** The problem **
Extract every line from the records below that contains the word "French".

** Data to process **
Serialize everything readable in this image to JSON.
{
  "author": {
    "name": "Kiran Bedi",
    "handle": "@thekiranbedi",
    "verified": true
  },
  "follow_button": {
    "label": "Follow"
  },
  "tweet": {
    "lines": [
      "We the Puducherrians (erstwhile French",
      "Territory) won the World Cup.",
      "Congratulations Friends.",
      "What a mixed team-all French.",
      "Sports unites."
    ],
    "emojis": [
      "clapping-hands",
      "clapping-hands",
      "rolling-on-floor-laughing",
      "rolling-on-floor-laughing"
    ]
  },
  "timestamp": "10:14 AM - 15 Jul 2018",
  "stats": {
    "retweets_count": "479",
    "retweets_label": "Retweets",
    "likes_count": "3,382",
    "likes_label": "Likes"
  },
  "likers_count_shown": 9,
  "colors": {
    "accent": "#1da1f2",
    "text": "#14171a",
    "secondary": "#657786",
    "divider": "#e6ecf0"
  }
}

** The completed task **
      "We the Puducherrians (erstwhile French",
      "What a mixed team-all French.",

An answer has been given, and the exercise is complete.